Figure record extracts:
>> BEGIN
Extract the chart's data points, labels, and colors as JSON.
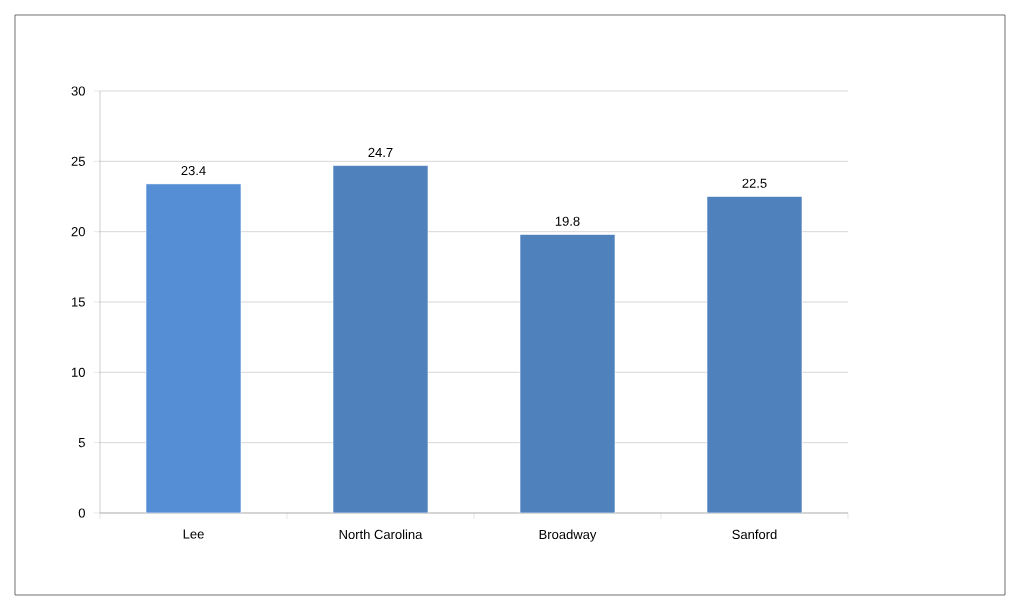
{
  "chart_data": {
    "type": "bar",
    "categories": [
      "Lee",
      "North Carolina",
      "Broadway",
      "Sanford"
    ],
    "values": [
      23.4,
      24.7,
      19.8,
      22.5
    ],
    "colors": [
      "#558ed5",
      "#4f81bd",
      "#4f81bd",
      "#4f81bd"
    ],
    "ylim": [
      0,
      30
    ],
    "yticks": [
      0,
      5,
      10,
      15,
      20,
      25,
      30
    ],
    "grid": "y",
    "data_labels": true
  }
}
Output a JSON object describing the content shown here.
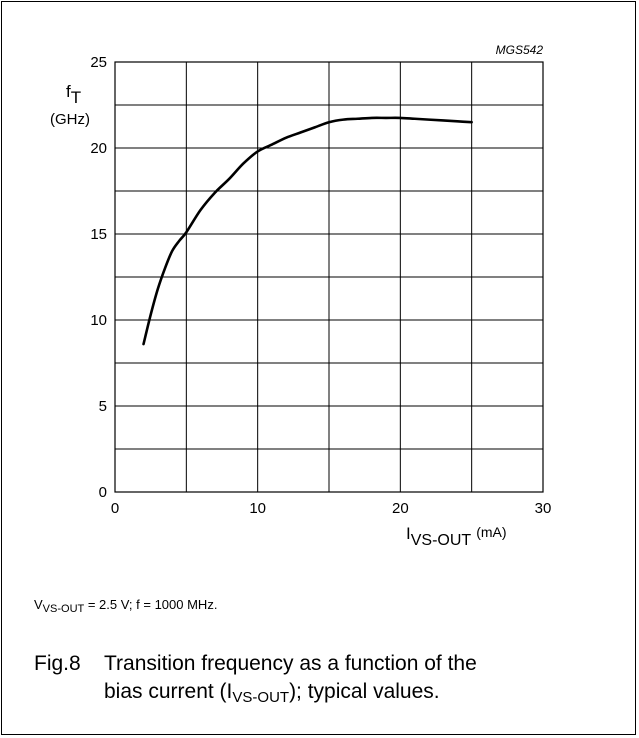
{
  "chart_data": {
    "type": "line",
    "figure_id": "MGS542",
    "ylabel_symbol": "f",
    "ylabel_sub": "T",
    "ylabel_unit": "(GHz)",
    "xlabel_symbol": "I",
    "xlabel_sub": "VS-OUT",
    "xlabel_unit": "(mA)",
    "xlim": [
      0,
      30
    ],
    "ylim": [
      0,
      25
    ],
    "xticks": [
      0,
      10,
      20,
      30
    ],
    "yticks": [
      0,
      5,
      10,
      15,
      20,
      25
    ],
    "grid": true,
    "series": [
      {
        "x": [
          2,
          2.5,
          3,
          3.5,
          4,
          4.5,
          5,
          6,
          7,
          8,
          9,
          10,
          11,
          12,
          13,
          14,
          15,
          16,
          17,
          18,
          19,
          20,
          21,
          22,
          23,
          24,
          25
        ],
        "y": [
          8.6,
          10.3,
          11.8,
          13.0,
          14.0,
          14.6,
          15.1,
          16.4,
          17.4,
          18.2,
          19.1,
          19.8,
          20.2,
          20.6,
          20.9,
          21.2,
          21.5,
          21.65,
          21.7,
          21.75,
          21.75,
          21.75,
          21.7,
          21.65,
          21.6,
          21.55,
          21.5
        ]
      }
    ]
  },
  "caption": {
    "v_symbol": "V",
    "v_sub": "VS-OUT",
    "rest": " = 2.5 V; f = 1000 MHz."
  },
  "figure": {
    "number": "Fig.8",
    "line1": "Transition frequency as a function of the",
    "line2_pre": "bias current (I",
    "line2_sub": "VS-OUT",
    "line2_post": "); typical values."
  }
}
>> END
• _The problem_:
Copy all the records above exactly, but leave out the pictures.

• _Written answer_:
Extract the chart's data points, labels, and colors as JSON.
{
  "chart_data": {
    "type": "bar",
    "categories": [
      "Lee",
      "North Carolina",
      "Broadway",
      "Sanford"
    ],
    "values": [
      23.4,
      24.7,
      19.8,
      22.5
    ],
    "colors": [
      "#558ed5",
      "#4f81bd",
      "#4f81bd",
      "#4f81bd"
    ],
    "ylim": [
      0,
      30
    ],
    "yticks": [
      0,
      5,
      10,
      15,
      20,
      25,
      30
    ],
    "grid": "y",
    "data_labels": true
  }
}
Output a JSON object describing the content shown here.
{
  "chart_data": {
    "type": "line",
    "figure_id": "MGS542",
    "ylabel_symbol": "f",
    "ylabel_sub": "T",
    "ylabel_unit": "(GHz)",
    "xlabel_symbol": "I",
    "xlabel_sub": "VS-OUT",
    "xlabel_unit": "(mA)",
    "xlim": [
      0,
      30
    ],
    "ylim": [
      0,
      25
    ],
    "xticks": [
      0,
      10,
      20,
      30
    ],
    "yticks": [
      0,
      5,
      10,
      15,
      20,
      25
    ],
    "grid": true,
    "series": [
      {
        "x": [
          2,
          2.5,
          3,
          3.5,
          4,
          4.5,
          5,
          6,
          7,
          8,
          9,
          10,
          11,
          12,
          13,
          14,
          15,
          16,
          17,
          18,
          19,
          20,
          21,
          22,
          23,
          24,
          25
        ],
        "y": [
          8.6,
          10.3,
          11.8,
          13.0,
          14.0,
          14.6,
          15.1,
          16.4,
          17.4,
          18.2,
          19.1,
          19.8,
          20.2,
          20.6,
          20.9,
          21.2,
          21.5,
          21.65,
          21.7,
          21.75,
          21.75,
          21.75,
          21.7,
          21.65,
          21.6,
          21.55,
          21.5
        ]
      }
    ]
  },
  "caption": {
    "v_symbol": "V",
    "v_sub": "VS-OUT",
    "rest": " = 2.5 V; f = 1000 MHz."
  },
  "figure": {
    "number": "Fig.8",
    "line1": "Transition frequency as a function of the",
    "line2_pre": "bias current (I",
    "line2_sub": "VS-OUT",
    "line2_post": "); typical values."
  }
}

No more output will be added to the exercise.